====== Supplied entries
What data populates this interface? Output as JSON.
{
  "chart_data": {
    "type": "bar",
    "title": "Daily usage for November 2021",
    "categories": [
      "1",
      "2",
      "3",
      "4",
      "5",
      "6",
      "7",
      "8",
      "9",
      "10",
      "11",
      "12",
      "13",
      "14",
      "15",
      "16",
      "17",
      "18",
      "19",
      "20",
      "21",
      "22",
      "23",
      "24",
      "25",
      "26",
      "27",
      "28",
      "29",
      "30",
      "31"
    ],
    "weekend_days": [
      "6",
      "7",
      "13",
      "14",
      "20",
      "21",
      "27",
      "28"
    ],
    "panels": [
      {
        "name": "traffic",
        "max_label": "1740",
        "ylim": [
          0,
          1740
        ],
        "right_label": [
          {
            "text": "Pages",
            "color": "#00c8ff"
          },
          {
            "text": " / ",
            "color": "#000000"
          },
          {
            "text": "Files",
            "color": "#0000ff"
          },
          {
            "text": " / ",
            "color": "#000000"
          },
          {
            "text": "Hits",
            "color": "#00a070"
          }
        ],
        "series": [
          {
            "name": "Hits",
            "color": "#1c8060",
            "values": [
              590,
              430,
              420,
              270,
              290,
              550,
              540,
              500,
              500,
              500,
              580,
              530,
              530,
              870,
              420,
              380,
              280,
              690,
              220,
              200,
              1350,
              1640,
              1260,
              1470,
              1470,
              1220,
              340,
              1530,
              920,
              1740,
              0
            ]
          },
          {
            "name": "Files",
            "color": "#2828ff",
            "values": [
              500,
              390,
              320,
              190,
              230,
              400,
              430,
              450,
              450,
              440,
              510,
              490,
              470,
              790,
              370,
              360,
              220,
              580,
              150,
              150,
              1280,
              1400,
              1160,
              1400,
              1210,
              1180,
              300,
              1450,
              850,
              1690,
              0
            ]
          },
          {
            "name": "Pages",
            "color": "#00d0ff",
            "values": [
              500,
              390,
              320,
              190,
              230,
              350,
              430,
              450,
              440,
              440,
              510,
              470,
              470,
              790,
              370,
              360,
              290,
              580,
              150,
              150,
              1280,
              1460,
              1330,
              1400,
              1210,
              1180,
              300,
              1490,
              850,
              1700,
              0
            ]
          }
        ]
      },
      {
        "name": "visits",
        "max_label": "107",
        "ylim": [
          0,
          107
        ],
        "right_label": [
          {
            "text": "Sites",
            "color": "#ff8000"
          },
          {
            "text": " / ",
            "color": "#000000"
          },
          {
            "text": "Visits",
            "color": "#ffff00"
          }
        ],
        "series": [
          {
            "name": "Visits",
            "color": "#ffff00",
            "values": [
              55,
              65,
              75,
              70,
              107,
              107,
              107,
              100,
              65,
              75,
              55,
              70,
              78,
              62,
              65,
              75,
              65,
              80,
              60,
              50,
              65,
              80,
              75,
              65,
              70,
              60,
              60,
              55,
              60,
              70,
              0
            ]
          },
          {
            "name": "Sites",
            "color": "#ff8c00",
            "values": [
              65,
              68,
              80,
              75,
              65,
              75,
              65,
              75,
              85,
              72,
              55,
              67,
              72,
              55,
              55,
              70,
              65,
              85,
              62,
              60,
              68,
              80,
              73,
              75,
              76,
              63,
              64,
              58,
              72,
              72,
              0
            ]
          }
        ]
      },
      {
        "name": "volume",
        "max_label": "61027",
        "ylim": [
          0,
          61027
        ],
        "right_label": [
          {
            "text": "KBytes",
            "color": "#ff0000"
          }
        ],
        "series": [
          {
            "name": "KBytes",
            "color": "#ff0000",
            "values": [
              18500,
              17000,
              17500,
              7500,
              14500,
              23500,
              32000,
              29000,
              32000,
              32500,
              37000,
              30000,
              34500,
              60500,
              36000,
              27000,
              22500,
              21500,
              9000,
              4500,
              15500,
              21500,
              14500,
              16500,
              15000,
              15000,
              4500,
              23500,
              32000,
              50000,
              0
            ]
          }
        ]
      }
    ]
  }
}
============
**Set task**
Copy every line of the material in which the word "text" occurs.

**Reply**
            "text": "Pages",
            "text": " / ",
            "text": "Files",
            "text": " / ",
            "text": "Hits",
            "text": "Sites",
            "text": " / ",
            "text": "Visits",
            "text": "KBytes",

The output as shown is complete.